Instructions for the task
Each line should be copied exactly.

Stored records
--- start ---

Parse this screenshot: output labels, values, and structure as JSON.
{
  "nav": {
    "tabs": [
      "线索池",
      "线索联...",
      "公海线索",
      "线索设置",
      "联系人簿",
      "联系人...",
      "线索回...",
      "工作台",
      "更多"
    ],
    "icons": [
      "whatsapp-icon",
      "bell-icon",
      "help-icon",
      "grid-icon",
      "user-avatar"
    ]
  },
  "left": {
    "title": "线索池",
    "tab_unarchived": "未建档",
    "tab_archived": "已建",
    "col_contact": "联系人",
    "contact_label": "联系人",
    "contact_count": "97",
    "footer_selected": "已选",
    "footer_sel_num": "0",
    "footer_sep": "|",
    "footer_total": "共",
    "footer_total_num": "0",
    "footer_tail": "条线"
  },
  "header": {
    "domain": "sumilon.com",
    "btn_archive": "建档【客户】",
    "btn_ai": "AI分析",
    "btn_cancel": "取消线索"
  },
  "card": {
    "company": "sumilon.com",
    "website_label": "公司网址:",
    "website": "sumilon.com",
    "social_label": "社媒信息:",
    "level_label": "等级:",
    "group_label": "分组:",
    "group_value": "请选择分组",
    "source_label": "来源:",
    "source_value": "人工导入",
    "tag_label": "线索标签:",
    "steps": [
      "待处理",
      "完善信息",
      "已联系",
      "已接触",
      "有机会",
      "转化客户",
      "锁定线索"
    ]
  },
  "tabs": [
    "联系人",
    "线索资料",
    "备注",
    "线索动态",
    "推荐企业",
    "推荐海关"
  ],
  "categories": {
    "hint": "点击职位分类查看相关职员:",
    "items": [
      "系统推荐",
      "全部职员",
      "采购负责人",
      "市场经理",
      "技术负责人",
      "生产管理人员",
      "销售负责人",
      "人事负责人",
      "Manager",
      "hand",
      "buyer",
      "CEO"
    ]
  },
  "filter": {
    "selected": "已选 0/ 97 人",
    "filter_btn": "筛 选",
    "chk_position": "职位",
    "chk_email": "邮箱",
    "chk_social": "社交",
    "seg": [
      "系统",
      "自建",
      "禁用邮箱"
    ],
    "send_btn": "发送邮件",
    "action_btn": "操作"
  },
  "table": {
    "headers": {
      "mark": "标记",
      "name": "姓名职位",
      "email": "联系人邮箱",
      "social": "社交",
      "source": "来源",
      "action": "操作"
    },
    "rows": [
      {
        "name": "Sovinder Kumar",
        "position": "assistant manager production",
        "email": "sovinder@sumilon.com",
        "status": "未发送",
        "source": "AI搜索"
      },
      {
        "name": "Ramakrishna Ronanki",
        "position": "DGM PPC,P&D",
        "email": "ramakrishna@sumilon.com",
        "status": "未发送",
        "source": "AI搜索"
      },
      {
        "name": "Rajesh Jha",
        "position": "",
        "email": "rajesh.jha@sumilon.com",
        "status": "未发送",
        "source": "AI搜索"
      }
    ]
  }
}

--- end ---

Task output
Parse this screenshot: output labels, values, and structure as JSON.
{
  "nav": {
    "tabs": [
      "线索池",
      "线索联...",
      "公海线索",
      "线索设置",
      "联系人簿",
      "联系人...",
      "线索回...",
      "工作台",
      "更多"
    ],
    "icons": [
      "whatsapp-icon",
      "bell-icon",
      "help-icon",
      "grid-icon",
      "user-avatar"
    ]
  },
  "left": {
    "title": "线索池",
    "tab_unarchived": "未建档",
    "tab_archived": "已建",
    "col_contact": "联系人",
    "contact_label": "联系人",
    "contact_count": "97",
    "footer_selected": "已选",
    "footer_sel_num": "0",
    "footer_sep": "|",
    "footer_total": "共",
    "footer_total_num": "0",
    "footer_tail": "条线"
  },
  "header": {
    "domain": "sumilon.com",
    "btn_archive": "建档【客户】",
    "btn_ai": "AI分析",
    "btn_cancel": "取消线索"
  },
  "card": {
    "company": "sumilon.com",
    "website_label": "公司网址:",
    "website": "sumilon.com",
    "social_label": "社媒信息:",
    "level_label": "等级:",
    "group_label": "分组:",
    "group_value": "请选择分组",
    "source_label": "来源:",
    "source_value": "人工导入",
    "tag_label": "线索标签:",
    "steps": [
      "待处理",
      "完善信息",
      "已联系",
      "已接触",
      "有机会",
      "转化客户",
      "锁定线索"
    ]
  },
  "tabs": [
    "联系人",
    "线索资料",
    "备注",
    "线索动态",
    "推荐企业",
    "推荐海关"
  ],
  "categories": {
    "hint": "点击职位分类查看相关职员:",
    "items": [
      "系统推荐",
      "全部职员",
      "采购负责人",
      "市场经理",
      "技术负责人",
      "生产管理人员",
      "销售负责人",
      "人事负责人",
      "Manager",
      "hand",
      "buyer",
      "CEO"
    ]
  },
  "filter": {
    "selected": "已选 0/ 97 人",
    "filter_btn": "筛 选",
    "chk_position": "职位",
    "chk_email": "邮箱",
    "chk_social": "社交",
    "seg": [
      "系统",
      "自建",
      "禁用邮箱"
    ],
    "send_btn": "发送邮件",
    "action_btn": "操作"
  },
  "table": {
    "headers": {
      "mark": "标记",
      "name": "姓名职位",
      "email": "联系人邮箱",
      "social": "社交",
      "source": "来源",
      "action": "操作"
    },
    "rows": [
      {
        "name": "Sovinder Kumar",
        "position": "assistant manager production",
        "email": "sovinder@sumilon.com",
        "status": "未发送",
        "source": "AI搜索"
      },
      {
        "name": "Ramakrishna Ronanki",
        "position": "DGM PPC,P&D",
        "email": "ramakrishna@sumilon.com",
        "status": "未发送",
        "source": "AI搜索"
      },
      {
        "name": "Rajesh Jha",
        "position": "",
        "email": "rajesh.jha@sumilon.com",
        "status": "未发送",
        "source": "AI搜索"
      }
    ]
  }
}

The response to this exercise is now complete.